• **Goal of the exercise**:
Repeat all of the records verbatim.

Stored records
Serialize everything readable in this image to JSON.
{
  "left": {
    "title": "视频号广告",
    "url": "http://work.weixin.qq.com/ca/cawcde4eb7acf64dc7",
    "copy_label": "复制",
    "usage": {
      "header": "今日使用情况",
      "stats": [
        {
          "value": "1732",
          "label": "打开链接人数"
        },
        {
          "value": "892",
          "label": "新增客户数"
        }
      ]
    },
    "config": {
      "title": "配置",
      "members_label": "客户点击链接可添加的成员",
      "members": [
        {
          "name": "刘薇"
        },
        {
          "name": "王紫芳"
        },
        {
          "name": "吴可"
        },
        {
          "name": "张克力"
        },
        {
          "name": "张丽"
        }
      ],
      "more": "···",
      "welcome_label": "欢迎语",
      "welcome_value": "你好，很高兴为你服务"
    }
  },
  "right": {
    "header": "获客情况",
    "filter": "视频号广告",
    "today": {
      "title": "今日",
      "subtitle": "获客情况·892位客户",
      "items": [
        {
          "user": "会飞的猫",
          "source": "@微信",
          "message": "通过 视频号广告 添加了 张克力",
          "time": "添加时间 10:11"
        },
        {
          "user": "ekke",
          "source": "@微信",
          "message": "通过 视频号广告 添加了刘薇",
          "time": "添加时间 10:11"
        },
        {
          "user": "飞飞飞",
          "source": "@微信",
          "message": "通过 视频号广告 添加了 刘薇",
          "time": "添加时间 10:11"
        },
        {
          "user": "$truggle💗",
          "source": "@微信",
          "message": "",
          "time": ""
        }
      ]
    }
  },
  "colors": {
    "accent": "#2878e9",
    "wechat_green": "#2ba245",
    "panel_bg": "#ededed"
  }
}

• **Exercise response**:
Serialize everything readable in this image to JSON.
{
  "left": {
    "title": "视频号广告",
    "url": "http://work.weixin.qq.com/ca/cawcde4eb7acf64dc7",
    "copy_label": "复制",
    "usage": {
      "header": "今日使用情况",
      "stats": [
        {
          "value": "1732",
          "label": "打开链接人数"
        },
        {
          "value": "892",
          "label": "新增客户数"
        }
      ]
    },
    "config": {
      "title": "配置",
      "members_label": "客户点击链接可添加的成员",
      "members": [
        {
          "name": "刘薇"
        },
        {
          "name": "王紫芳"
        },
        {
          "name": "吴可"
        },
        {
          "name": "张克力"
        },
        {
          "name": "张丽"
        }
      ],
      "more": "···",
      "welcome_label": "欢迎语",
      "welcome_value": "你好，很高兴为你服务"
    }
  },
  "right": {
    "header": "获客情况",
    "filter": "视频号广告",
    "today": {
      "title": "今日",
      "subtitle": "获客情况·892位客户",
      "items": [
        {
          "user": "会飞的猫",
          "source": "@微信",
          "message": "通过 视频号广告 添加了 张克力",
          "time": "添加时间 10:11"
        },
        {
          "user": "ekke",
          "source": "@微信",
          "message": "通过 视频号广告 添加了刘薇",
          "time": "添加时间 10:11"
        },
        {
          "user": "飞飞飞",
          "source": "@微信",
          "message": "通过 视频号广告 添加了 刘薇",
          "time": "添加时间 10:11"
        },
        {
          "user": "$truggle💗",
          "source": "@微信",
          "message": "",
          "time": ""
        }
      ]
    }
  },
  "colors": {
    "accent": "#2878e9",
    "wechat_green": "#2ba245",
    "panel_bg": "#ededed"
  }
}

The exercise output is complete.